Divriği Ulu Camii ve Darüşşifası
Seher vaktinde görenlerin gönül gözünde derin izler bırakan Divriği Ulu Cami ve Darüşşifası Anadolu’nun nadide eserlerinin başında gelmektedir… Dünya sanat tarihinde yer alan bu eşsiz eser Anadolu Selçukluları Mengücek Oğulları Beyliği Dönemi’nden miras kalmıştır. Hz. Mevlana’nın şifa bulduğu Anadolu’nun Elhamrası olan Divriği Ulu Cami ve Darüşşifası, Mengücek Beyi Ahmet Şah tarafından 1228 yılında yaptırılmış; ancak Şifahane bölümü Ahmet Şah’ın eşi Melike Turan tarafından inşa ettirilmiştir. Hastaların su sesiyle iyileştirildiği şifahanesi bir yana birbirinden farklı bezemeleri ve barok mimarinin Türk ve İslam sanatı içinde yorumuyla göz kamaştıran yapı, mühendislik ve mimarlık harikasıdır… Taş işçiliğin muazzam bir örneği olan bu şaheser Ahlatlı ve Tiflisli ustaların ellerinden çıkmış olup asimetrik binlerce motifin hiçbirinin kendini tekrar etmemesi yönüyle de farkını ortaya koymaktadır. Asırlar önce, güneşin doğuşundan batışına, yıldızların çıkışından kayboluşuna kadar birçok konuda ince hesaplamalar yapılarak akıllıca ve ustaca inşa edilen bu yapı cennet kapısı adı verilen bölümünde güneşin geliş açısına bağlı olarak saat 07.00 sıralarında namaz kılan kadın silüeti ile taç kapı adı verilen batı kapısında da ikindi vakti görülen namaz kılan erkek silüeti ile ziyaretçilerini büyülerken şah kapısı adı verilen bölümde de saat 09.00 sıralarında oluşan ve Ahmet Şah’ın başını temsil ettiğine inanılan gölge ile ziyaretçilerini kendilerine hayran bıraktırmaktadır. İlmin, inancın ve sevginin nakış nakış işlendiği bu yapı 1985’te UNESCO tarafından dünyanın sekizinci harikası olarak gösterilip koruma altına alınmıştır. Evliya Çelebi’nin “Methinde diller kısır, kalem kırıktır.” şeklinde tanımladığı Divriği Ulu Cami ve Darüşşifası Selçuklu mimarisinin tüm eşsizliğinin canlı ispatı olarak Sivas topraklarında yaşamaktadır. 18. yüzyıla ait Alacahan Camii, Hatipoğlu Camii ve Kangal Merkez Camii ise şehrin diğer önemli tarihî ibadethanelerindendir.

● ● ● ● ●

Görevler -
a: Divriği Ulu Camii metnindeki “Seher vaktinde görenlerin” diye başlayan paragrafı, temel bilgileri koruyarak kısa maddeler hâlinde yeniden yazın.
b: Divriği Ulu Camii metnini kaldığı yerden sürdürün.
Listeleme bu metinle ilgisi olmayan başka bir kaynaktan alınmıştır.

Kayıtlı Veriler -
● ● ● ● ●

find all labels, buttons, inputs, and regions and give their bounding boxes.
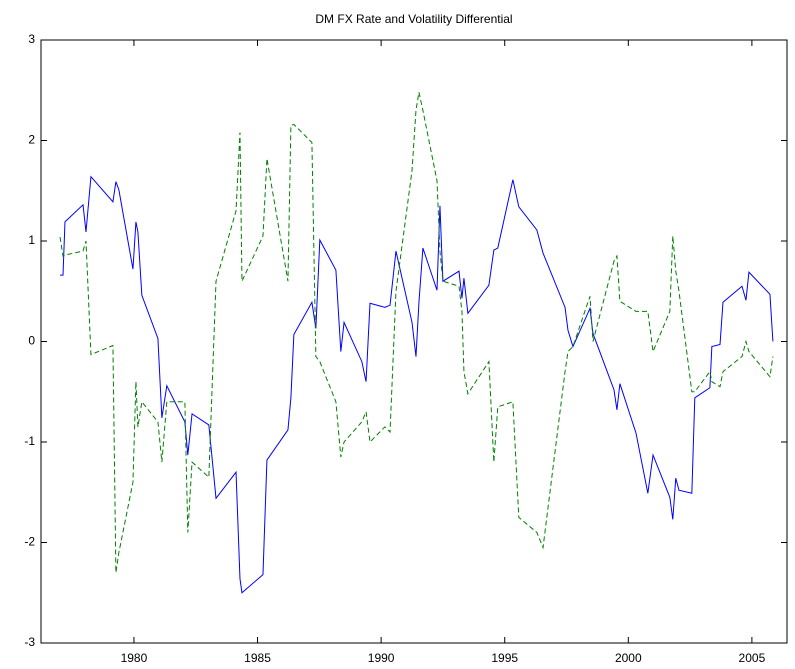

● ● ● ● ●

Alıştırma Cevapları -
a:
- Divriği Ulu Cami ve Darüşşifası, Anadolu Selçukluları Mengücek Oğulları Beyliği döneminden kalan ve Anadolu'nun Elhamrası olarak anılan nadide bir eserdir.
- Yapıyı 1228'de Mengücek Beyi Ahmet Şah yaptırmış, şifahane bölümünü ise eşi Melike Turan inşa ettirmiştir.
- Hz. Mevlana'nın burada şifa bulduğu anlatılır. Şifahanede tedavide su sesinden yararlanılmıştır.
- Yapı, barok mimariyi Türk ve İslam sanatı içinde yorumlar.
- Taş işçiliği Ahlatlı ve Tiflisli ustalara aittir. Binlerce asimetrik motiften hiçbiri kendini tekrar etmez.
- Güneşin açısına göre cennet kapısında saat 07.00 sıralarında namaz kılan bir kadın silüeti belirir. Taç kapıda ikindi vakti namaz kılan bir erkek silüeti görülür. Şah kapısında ise saat 09.00 sıralarında Ahmet Şah'ın başını temsil ettiğine inanılan bir gölge oluşur.
- UNESCO, yapıyı 1985'te dünyanın sekizinci harikası olarak göstermiş ve koruma altına almıştır.
- Evliya Çelebi yapıyı “Methinde diller kısır, kalem kırıktır.” sözleriyle tanımlamıştır. Yapı Sivas'tadır.
- Şehrin diğer önemli tarihî ibadethaneleri 18. yüzyıldan kalma Alacahan Camii, Hatipoğlu Camii ve Kangal Merkez Camii'dir.

b:
Şifaiye Medresesi
Anadolu’da dönemin en büyük tıp merkezi olarak kabul edilen Şifaiye Medresesi, Selçuklu Sultanı I. İzzeddin Keykavus tarafından 1217 yılında şifahanesi olarak yaptırılmış olup Osmanlı Dönemi’nde Şifaiye Medresesi olarak kullanılmıştır. Dünyada varlığını yüzyıllar boyunca varlığını korumayı başarabilen en eski hastanelerden olan Şifaiye Medresesi Selçuklular Dönemi’nin en büyük hastanesidir. Görkemli bir taç yapısının yanında dört eyvanlı ve revaklı bir avluya sahip olan şifahanenin türbe cephesi çini süslemelerle kaplı olup tuğla işçiliğiyle, kitabesiyle, süslemem ve kabartma figürleriyle âdeta bir başyapıttır.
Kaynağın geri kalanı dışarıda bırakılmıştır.